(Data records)
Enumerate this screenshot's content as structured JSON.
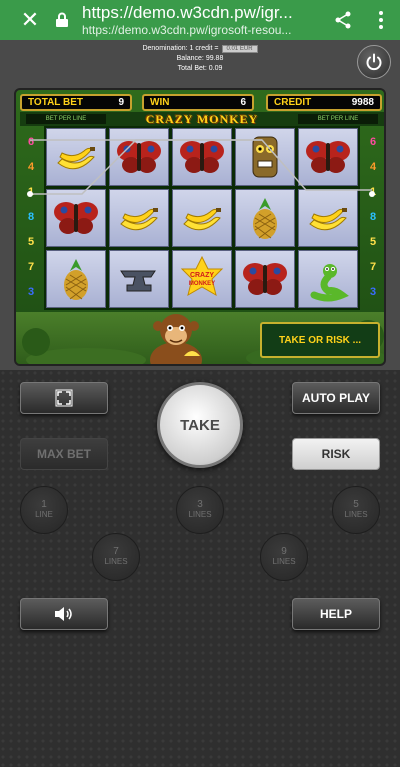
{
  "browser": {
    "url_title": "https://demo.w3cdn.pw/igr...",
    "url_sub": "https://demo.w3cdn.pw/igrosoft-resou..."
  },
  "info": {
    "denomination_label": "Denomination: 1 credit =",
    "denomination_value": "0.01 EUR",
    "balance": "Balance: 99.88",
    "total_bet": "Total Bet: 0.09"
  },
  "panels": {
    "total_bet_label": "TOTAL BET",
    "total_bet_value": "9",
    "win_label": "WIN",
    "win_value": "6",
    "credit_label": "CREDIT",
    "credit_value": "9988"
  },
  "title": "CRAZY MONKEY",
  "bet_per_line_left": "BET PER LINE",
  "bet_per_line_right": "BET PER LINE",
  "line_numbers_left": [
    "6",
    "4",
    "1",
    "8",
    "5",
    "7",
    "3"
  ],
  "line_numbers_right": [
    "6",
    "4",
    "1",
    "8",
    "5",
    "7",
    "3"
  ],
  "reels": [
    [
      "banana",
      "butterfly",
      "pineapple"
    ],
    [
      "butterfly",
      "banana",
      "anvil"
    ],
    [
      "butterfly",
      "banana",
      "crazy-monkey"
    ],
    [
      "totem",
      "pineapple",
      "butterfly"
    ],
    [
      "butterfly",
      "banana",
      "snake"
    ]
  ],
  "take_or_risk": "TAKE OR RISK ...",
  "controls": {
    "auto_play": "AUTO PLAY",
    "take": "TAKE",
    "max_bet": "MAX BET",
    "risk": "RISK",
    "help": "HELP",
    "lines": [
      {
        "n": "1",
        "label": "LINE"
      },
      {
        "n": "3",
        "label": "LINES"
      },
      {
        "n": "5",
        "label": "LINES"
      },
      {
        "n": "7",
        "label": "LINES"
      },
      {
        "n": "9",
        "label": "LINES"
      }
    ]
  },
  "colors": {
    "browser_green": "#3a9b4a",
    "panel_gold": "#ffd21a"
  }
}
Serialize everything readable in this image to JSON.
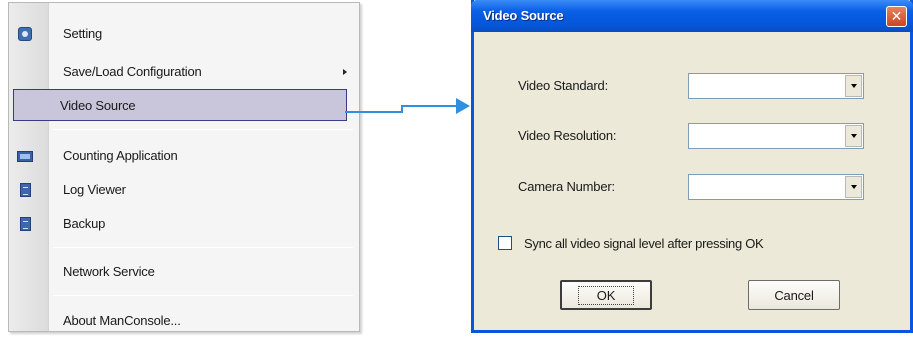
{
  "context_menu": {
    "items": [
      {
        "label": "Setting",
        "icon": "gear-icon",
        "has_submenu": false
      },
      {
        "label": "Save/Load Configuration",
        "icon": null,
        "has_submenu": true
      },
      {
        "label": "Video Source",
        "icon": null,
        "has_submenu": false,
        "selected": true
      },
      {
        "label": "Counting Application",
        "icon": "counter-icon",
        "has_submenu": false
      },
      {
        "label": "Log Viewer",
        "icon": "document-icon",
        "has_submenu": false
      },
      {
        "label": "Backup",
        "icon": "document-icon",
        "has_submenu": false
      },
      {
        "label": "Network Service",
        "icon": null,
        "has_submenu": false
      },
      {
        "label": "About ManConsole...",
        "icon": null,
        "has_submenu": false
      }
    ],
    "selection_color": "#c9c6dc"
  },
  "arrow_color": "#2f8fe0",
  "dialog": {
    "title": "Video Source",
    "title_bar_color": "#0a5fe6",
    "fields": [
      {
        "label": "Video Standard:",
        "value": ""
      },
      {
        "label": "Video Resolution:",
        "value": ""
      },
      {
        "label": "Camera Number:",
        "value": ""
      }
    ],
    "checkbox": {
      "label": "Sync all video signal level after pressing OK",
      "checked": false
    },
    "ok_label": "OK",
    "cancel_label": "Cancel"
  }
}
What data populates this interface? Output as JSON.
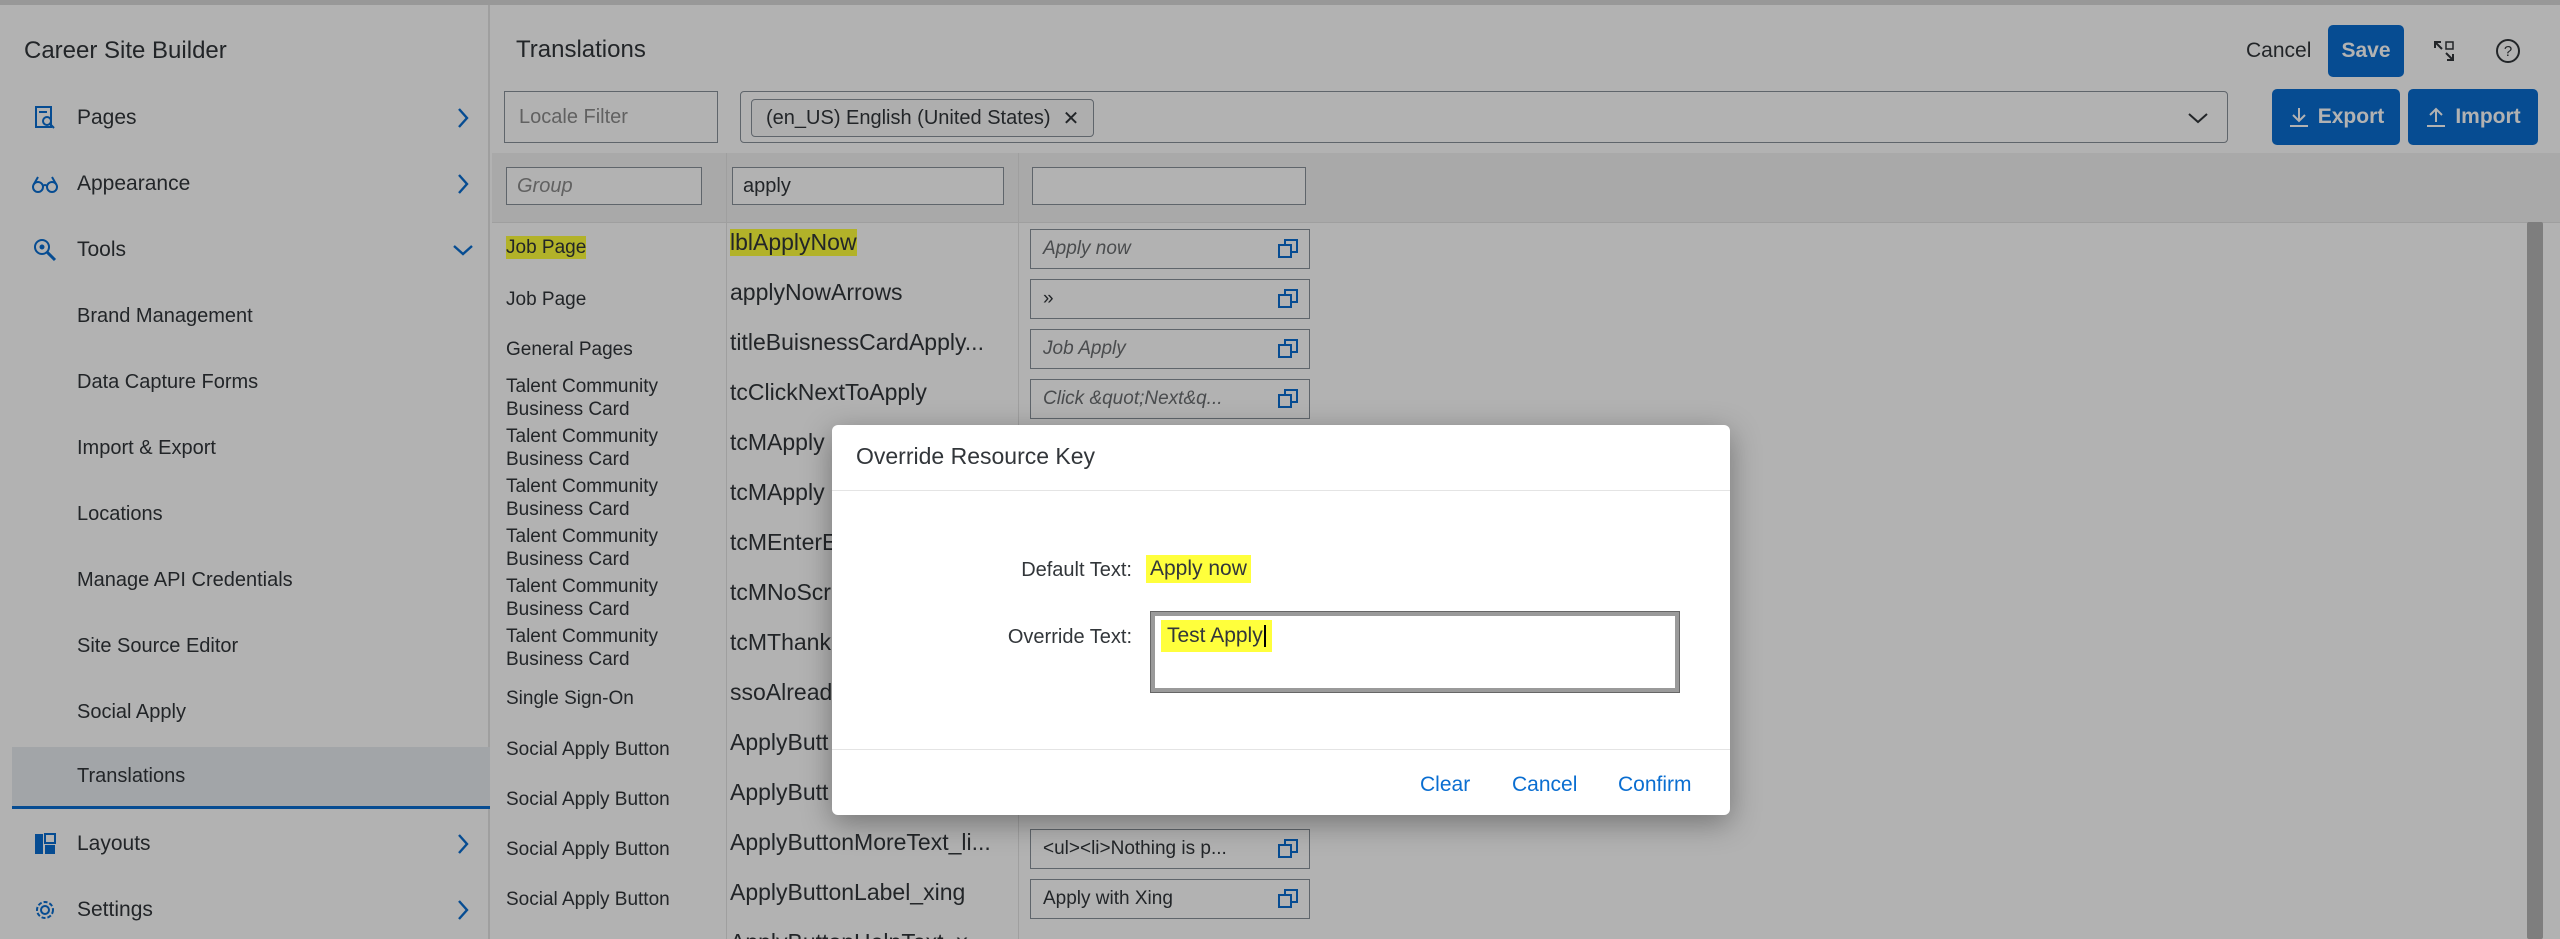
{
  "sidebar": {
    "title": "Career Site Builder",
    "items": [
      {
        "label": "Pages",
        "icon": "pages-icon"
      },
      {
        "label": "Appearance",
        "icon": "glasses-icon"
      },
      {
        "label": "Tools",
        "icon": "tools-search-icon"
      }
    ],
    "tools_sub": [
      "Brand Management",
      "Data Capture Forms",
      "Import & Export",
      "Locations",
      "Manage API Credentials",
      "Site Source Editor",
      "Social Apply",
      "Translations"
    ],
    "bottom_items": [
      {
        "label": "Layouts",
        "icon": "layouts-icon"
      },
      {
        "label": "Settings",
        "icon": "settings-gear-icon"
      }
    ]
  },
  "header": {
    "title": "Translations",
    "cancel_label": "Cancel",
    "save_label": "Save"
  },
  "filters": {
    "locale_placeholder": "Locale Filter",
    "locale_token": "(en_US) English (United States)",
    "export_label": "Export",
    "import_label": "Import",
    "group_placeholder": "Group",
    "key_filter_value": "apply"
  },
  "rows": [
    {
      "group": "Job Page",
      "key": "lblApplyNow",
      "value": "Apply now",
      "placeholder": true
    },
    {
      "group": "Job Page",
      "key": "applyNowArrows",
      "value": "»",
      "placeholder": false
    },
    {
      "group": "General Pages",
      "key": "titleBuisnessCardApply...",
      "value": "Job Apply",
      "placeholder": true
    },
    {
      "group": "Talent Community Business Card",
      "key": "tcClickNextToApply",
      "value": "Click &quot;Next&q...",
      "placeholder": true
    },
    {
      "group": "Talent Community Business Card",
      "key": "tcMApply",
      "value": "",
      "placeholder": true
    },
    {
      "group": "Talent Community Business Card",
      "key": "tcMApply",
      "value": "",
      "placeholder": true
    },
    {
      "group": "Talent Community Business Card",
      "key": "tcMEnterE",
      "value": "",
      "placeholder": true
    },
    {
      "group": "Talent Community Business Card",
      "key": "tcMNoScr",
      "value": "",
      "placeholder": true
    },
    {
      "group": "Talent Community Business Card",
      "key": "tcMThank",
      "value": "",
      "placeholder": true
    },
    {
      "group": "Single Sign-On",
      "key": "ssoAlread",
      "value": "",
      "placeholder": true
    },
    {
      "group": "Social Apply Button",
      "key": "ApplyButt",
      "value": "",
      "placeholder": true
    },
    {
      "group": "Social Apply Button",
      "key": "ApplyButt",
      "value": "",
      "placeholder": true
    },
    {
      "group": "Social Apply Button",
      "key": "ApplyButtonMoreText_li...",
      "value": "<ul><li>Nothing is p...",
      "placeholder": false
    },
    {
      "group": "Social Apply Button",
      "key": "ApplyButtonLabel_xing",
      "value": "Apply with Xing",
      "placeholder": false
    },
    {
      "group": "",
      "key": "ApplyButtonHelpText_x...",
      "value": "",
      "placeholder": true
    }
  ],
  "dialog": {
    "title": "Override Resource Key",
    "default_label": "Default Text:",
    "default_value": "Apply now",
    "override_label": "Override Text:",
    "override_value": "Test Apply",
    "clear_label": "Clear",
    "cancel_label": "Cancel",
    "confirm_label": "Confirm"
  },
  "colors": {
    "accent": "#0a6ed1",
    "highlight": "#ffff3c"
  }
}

**Task requirements:**
Take every line from the data that contains the word "Save".

**Exercise response:**
        "label": "Save/Load Configuration",
    "save_label": "Save"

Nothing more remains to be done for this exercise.